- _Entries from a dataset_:
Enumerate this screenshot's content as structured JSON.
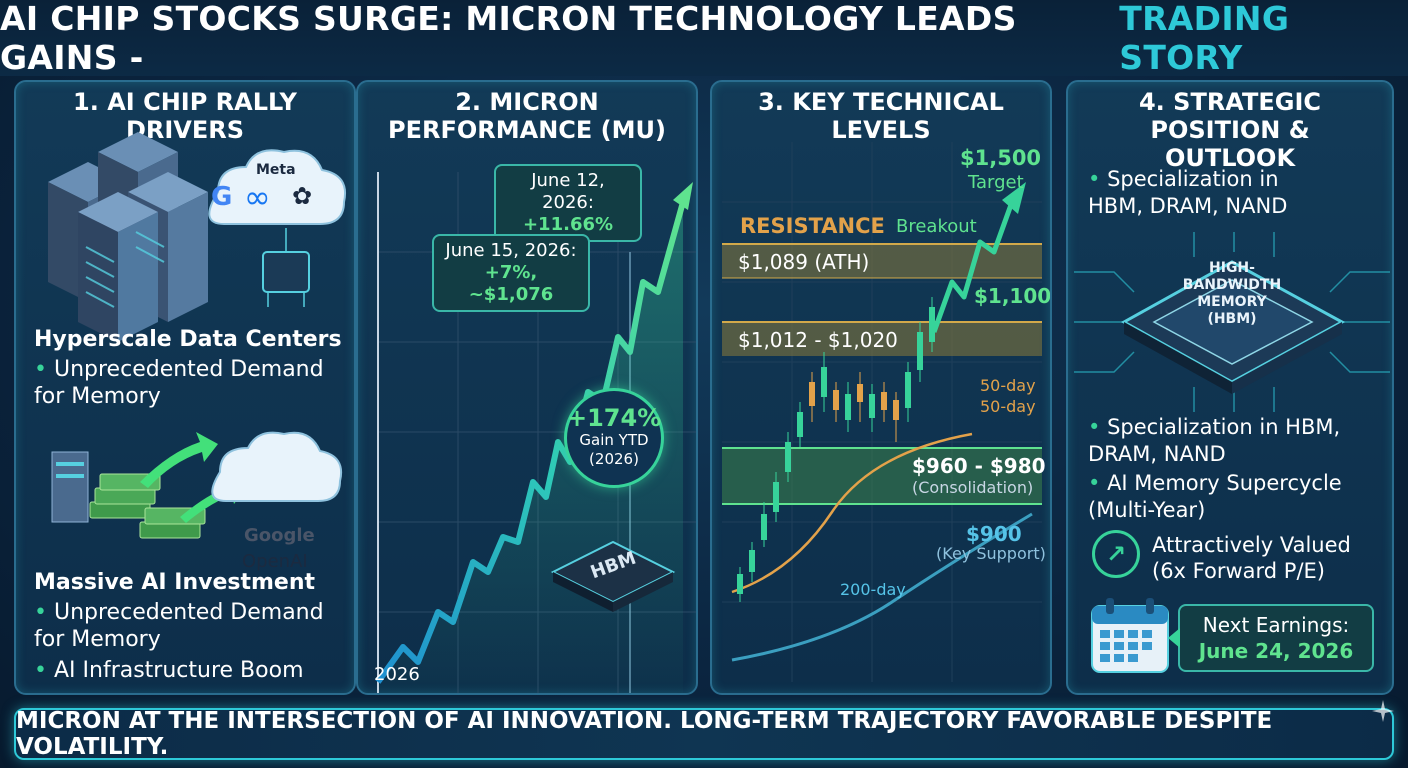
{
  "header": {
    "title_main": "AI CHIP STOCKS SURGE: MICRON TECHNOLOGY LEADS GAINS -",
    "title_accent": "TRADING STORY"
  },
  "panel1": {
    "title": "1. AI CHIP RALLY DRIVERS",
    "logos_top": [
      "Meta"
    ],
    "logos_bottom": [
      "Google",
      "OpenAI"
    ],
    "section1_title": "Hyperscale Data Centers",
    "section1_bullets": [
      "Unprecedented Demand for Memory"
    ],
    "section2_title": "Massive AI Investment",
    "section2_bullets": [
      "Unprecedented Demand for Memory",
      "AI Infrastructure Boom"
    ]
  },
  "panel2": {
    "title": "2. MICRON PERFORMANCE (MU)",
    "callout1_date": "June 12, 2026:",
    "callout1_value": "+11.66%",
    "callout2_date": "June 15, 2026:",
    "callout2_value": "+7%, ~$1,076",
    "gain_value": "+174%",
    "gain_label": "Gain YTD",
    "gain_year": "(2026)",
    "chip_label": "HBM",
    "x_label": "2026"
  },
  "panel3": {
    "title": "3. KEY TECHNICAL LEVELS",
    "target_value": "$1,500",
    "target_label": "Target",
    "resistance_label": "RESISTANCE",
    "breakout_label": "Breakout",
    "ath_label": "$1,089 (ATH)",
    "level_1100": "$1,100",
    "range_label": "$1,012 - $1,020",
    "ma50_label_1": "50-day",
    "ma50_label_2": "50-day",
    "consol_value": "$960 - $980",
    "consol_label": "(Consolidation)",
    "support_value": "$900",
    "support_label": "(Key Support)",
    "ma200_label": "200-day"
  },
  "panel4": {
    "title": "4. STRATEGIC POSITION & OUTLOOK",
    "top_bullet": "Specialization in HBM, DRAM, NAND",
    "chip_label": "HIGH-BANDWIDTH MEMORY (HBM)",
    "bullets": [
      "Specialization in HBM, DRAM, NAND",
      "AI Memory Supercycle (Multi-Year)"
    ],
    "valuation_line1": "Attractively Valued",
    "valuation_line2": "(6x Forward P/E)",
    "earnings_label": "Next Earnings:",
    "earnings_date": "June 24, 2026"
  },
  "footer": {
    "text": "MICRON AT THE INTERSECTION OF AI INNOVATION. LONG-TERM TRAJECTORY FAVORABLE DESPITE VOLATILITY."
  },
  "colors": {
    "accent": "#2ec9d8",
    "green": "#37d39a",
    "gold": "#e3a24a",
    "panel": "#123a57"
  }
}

- _TASK DETAILS_:
Without including any pictures, output all the entries above exactly.

- _FULL OUTPUT_:
Enumerate this screenshot's content as structured JSON.
{
  "header": {
    "title_main": "AI CHIP STOCKS SURGE: MICRON TECHNOLOGY LEADS GAINS -",
    "title_accent": "TRADING STORY"
  },
  "panel1": {
    "title": "1. AI CHIP RALLY DRIVERS",
    "logos_top": [
      "Meta"
    ],
    "logos_bottom": [
      "Google",
      "OpenAI"
    ],
    "section1_title": "Hyperscale Data Centers",
    "section1_bullets": [
      "Unprecedented Demand for Memory"
    ],
    "section2_title": "Massive AI Investment",
    "section2_bullets": [
      "Unprecedented Demand for Memory",
      "AI Infrastructure Boom"
    ]
  },
  "panel2": {
    "title": "2. MICRON PERFORMANCE (MU)",
    "callout1_date": "June 12, 2026:",
    "callout1_value": "+11.66%",
    "callout2_date": "June 15, 2026:",
    "callout2_value": "+7%, ~$1,076",
    "gain_value": "+174%",
    "gain_label": "Gain YTD",
    "gain_year": "(2026)",
    "chip_label": "HBM",
    "x_label": "2026"
  },
  "panel3": {
    "title": "3. KEY TECHNICAL LEVELS",
    "target_value": "$1,500",
    "target_label": "Target",
    "resistance_label": "RESISTANCE",
    "breakout_label": "Breakout",
    "ath_label": "$1,089 (ATH)",
    "level_1100": "$1,100",
    "range_label": "$1,012 - $1,020",
    "ma50_label_1": "50-day",
    "ma50_label_2": "50-day",
    "consol_value": "$960 - $980",
    "consol_label": "(Consolidation)",
    "support_value": "$900",
    "support_label": "(Key Support)",
    "ma200_label": "200-day"
  },
  "panel4": {
    "title": "4. STRATEGIC POSITION & OUTLOOK",
    "top_bullet": "Specialization in HBM, DRAM, NAND",
    "chip_label": "HIGH-BANDWIDTH MEMORY (HBM)",
    "bullets": [
      "Specialization in HBM, DRAM, NAND",
      "AI Memory Supercycle (Multi-Year)"
    ],
    "valuation_line1": "Attractively Valued",
    "valuation_line2": "(6x Forward P/E)",
    "earnings_label": "Next Earnings:",
    "earnings_date": "June 24, 2026"
  },
  "footer": {
    "text": "MICRON AT THE INTERSECTION OF AI INNOVATION. LONG-TERM TRAJECTORY FAVORABLE DESPITE VOLATILITY."
  },
  "colors": {
    "accent": "#2ec9d8",
    "green": "#37d39a",
    "gold": "#e3a24a",
    "panel": "#123a57"
  }
}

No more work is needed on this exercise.